» WHAT YOU ARE ASKED TO DO
Lines containing "Dawid" should be pulled from the material below.

» DATASET EXCERPTS
--- --- ---

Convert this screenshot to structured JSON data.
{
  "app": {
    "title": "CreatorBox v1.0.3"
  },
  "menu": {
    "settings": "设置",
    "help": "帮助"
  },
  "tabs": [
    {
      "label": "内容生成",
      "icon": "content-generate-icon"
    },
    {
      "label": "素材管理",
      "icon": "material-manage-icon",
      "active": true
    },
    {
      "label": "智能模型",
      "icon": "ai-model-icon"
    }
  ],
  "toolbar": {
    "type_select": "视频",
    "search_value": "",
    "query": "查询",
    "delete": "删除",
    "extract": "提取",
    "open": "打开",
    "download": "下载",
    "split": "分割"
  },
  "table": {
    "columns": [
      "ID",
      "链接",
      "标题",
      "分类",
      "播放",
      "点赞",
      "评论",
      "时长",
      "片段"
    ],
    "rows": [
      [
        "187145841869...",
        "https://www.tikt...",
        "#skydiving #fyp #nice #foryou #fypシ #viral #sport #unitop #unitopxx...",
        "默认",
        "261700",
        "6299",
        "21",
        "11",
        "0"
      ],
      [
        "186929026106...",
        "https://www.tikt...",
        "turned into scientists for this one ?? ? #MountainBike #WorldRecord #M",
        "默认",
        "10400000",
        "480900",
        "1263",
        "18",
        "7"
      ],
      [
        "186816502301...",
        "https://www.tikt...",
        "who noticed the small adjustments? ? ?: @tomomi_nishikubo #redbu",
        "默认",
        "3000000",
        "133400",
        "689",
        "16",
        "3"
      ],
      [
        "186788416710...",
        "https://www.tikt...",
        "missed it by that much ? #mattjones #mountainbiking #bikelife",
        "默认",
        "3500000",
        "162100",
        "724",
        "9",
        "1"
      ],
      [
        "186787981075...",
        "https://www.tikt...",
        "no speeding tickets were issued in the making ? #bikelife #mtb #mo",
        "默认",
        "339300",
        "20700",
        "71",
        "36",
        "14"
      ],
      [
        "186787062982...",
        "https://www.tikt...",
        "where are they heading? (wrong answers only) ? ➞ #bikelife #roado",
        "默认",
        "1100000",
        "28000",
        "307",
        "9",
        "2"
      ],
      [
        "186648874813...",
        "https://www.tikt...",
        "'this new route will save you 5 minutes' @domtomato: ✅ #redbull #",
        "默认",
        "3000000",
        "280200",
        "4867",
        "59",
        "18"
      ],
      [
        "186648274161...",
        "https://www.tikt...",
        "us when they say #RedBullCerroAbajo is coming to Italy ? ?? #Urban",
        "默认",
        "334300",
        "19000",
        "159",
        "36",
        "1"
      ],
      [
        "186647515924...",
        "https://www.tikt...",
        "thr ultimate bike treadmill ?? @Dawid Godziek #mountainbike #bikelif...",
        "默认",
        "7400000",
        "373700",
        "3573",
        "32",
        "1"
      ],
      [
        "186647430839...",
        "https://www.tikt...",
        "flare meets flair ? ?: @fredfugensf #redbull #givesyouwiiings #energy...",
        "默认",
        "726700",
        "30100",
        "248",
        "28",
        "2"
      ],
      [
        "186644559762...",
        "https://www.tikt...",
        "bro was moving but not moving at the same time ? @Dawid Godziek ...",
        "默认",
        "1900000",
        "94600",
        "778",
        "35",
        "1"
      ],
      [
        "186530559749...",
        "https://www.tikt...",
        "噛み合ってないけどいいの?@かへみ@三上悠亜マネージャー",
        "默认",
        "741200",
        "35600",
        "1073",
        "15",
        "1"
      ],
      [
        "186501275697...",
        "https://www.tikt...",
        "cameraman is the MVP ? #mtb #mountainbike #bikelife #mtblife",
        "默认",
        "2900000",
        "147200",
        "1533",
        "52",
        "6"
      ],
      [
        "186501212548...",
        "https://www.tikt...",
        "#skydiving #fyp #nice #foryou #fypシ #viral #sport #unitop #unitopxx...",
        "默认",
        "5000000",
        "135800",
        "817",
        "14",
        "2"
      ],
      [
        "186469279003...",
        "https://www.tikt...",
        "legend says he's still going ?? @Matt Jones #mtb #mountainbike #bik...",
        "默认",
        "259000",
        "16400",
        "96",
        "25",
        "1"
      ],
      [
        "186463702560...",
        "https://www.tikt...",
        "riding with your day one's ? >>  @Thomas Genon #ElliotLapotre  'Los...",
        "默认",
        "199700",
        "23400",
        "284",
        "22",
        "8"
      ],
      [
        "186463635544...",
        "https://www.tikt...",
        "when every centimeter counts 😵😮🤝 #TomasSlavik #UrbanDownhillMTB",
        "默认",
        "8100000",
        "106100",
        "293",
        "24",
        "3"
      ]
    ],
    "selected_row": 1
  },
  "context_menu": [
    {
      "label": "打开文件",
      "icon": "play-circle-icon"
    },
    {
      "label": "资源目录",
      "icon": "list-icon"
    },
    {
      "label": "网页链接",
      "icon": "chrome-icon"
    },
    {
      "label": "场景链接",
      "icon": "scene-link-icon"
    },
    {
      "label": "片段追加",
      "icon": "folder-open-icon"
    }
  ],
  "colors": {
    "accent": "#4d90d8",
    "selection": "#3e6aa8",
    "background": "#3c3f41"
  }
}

--- --- ---

» RESULT OF THIS EXERCISE
        "thr ultimate bike treadmill ?? @Dawid Godziek #mountainbike #bikelif...",
        "bro was moving but not moving at the same time ? @Dawid Godziek ...",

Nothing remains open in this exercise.